Records for this exercise »
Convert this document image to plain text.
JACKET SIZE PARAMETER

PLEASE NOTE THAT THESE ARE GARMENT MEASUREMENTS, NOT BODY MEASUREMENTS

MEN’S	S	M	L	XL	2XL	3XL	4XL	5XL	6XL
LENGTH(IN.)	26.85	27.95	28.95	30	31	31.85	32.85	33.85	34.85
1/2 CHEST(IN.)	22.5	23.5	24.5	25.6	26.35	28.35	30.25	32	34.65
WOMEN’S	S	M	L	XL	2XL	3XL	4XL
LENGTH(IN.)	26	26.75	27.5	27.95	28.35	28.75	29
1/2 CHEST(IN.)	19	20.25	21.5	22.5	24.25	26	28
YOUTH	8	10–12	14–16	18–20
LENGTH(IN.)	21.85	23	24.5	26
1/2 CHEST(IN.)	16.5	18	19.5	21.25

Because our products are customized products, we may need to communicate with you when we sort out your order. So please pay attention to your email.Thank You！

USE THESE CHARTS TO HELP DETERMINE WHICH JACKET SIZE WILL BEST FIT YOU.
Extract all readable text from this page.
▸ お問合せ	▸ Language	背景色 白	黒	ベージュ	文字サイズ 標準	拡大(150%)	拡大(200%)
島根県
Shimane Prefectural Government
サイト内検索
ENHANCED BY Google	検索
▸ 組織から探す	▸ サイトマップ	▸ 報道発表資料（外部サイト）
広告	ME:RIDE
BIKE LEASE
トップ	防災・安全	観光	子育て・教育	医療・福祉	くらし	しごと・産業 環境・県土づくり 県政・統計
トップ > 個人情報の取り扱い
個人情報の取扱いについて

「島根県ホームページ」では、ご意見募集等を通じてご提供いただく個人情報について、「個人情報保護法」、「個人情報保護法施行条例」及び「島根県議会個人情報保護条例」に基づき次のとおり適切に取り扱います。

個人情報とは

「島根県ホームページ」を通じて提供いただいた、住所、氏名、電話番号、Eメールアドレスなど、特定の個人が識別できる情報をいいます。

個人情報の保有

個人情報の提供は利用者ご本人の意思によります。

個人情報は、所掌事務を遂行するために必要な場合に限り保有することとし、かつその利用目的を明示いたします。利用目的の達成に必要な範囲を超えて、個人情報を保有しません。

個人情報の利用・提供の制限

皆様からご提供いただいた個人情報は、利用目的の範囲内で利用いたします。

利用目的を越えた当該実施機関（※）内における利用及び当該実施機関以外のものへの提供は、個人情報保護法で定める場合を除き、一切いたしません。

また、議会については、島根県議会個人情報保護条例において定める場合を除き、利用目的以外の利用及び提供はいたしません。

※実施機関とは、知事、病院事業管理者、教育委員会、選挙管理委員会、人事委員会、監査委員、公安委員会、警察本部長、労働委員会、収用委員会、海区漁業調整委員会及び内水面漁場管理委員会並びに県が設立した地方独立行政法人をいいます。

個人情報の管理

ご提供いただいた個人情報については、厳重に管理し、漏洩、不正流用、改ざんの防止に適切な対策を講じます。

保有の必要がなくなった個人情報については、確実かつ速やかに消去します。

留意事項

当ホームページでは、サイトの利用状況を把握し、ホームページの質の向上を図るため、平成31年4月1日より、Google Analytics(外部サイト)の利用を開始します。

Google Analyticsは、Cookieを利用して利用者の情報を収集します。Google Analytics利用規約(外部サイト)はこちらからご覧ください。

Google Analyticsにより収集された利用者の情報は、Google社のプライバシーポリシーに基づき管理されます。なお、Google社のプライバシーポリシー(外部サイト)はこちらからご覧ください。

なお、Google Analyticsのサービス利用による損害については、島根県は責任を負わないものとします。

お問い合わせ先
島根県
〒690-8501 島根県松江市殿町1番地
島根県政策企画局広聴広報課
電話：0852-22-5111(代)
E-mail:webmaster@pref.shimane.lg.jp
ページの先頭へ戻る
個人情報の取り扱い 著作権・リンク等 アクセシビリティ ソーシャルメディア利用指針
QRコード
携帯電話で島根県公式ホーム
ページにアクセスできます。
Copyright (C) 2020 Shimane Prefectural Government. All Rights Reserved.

What the exercise asks »
Write out the records above again, keeping each one identical to the original.

Reply to the exercise »
Convert this document image to plain text.
JACKET SIZE PARAMETER

PLEASE NOTE THAT THESE ARE GARMENT MEASUREMENTS, NOT BODY MEASUREMENTS

MEN’S	S	M	L	XL	2XL	3XL	4XL	5XL	6XL
LENGTH(IN.)	26.85	27.95	28.95	30	31	31.85	32.85	33.85	34.85
1/2 CHEST(IN.)	22.5	23.5	24.5	25.6	26.35	28.35	30.25	32	34.65
WOMEN’S	S	M	L	XL	2XL	3XL	4XL
LENGTH(IN.)	26	26.75	27.5	27.95	28.35	28.75	29
1/2 CHEST(IN.)	19	20.25	21.5	22.5	24.25	26	28
YOUTH	8	10–12	14–16	18–20
LENGTH(IN.)	21.85	23	24.5	26
1/2 CHEST(IN.)	16.5	18	19.5	21.25

Because our products are customized products, we may need to communicate with you when we sort out your order. So please pay attention to your email.Thank You！

USE THESE CHARTS TO HELP DETERMINE WHICH JACKET SIZE WILL BEST FIT YOU.
Extract all readable text from this page.
▸ お問合せ	▸ Language	背景色 白	黒	ベージュ	文字サイズ 標準	拡大(150%)	拡大(200%)
島根県
Shimane Prefectural Government
サイト内検索
ENHANCED BY Google	検索
▸ 組織から探す	▸ サイトマップ	▸ 報道発表資料（外部サイト）
広告	ME:RIDE
BIKE LEASE
トップ	防災・安全	観光	子育て・教育	医療・福祉	くらし	しごと・産業 環境・県土づくり 県政・統計
トップ > 個人情報の取り扱い
個人情報の取扱いについて

「島根県ホームページ」では、ご意見募集等を通じてご提供いただく個人情報について、「個人情報保護法」、「個人情報保護法施行条例」及び「島根県議会個人情報保護条例」に基づき次のとおり適切に取り扱います。

個人情報とは

「島根県ホームページ」を通じて提供いただいた、住所、氏名、電話番号、Eメールアドレスなど、特定の個人が識別できる情報をいいます。

個人情報の保有

個人情報の提供は利用者ご本人の意思によります。

個人情報は、所掌事務を遂行するために必要な場合に限り保有することとし、かつその利用目的を明示いたします。利用目的の達成に必要な範囲を超えて、個人情報を保有しません。

個人情報の利用・提供の制限

皆様からご提供いただいた個人情報は、利用目的の範囲内で利用いたします。

利用目的を越えた当該実施機関（※）内における利用及び当該実施機関以外のものへの提供は、個人情報保護法で定める場合を除き、一切いたしません。

また、議会については、島根県議会個人情報保護条例において定める場合を除き、利用目的以外の利用及び提供はいたしません。

※実施機関とは、知事、病院事業管理者、教育委員会、選挙管理委員会、人事委員会、監査委員、公安委員会、警察本部長、労働委員会、収用委員会、海区漁業調整委員会及び内水面漁場管理委員会並びに県が設立した地方独立行政法人をいいます。

個人情報の管理

ご提供いただいた個人情報については、厳重に管理し、漏洩、不正流用、改ざんの防止に適切な対策を講じます。

保有の必要がなくなった個人情報については、確実かつ速やかに消去します。

留意事項

当ホームページでは、サイトの利用状況を把握し、ホームページの質の向上を図るため、平成31年4月1日より、Google Analytics(外部サイト)の利用を開始します。

Google Analyticsは、Cookieを利用して利用者の情報を収集します。Google Analytics利用規約(外部サイト)はこちらからご覧ください。

Google Analyticsにより収集された利用者の情報は、Google社のプライバシーポリシーに基づき管理されます。なお、Google社のプライバシーポリシー(外部サイト)はこちらからご覧ください。

なお、Google Analyticsのサービス利用による損害については、島根県は責任を負わないものとします。

お問い合わせ先
島根県
〒690-8501 島根県松江市殿町1番地
島根県政策企画局広聴広報課
電話：0852-22-5111(代)
E-mail:webmaster@pref.shimane.lg.jp
ページの先頭へ戻る
個人情報の取り扱い 著作権・リンク等 アクセシビリティ ソーシャルメディア利用指針
QRコード
携帯電話で島根県公式ホーム
ページにアクセスできます。
Copyright (C) 2020 Shimane Prefectural Government. All Rights Reserved.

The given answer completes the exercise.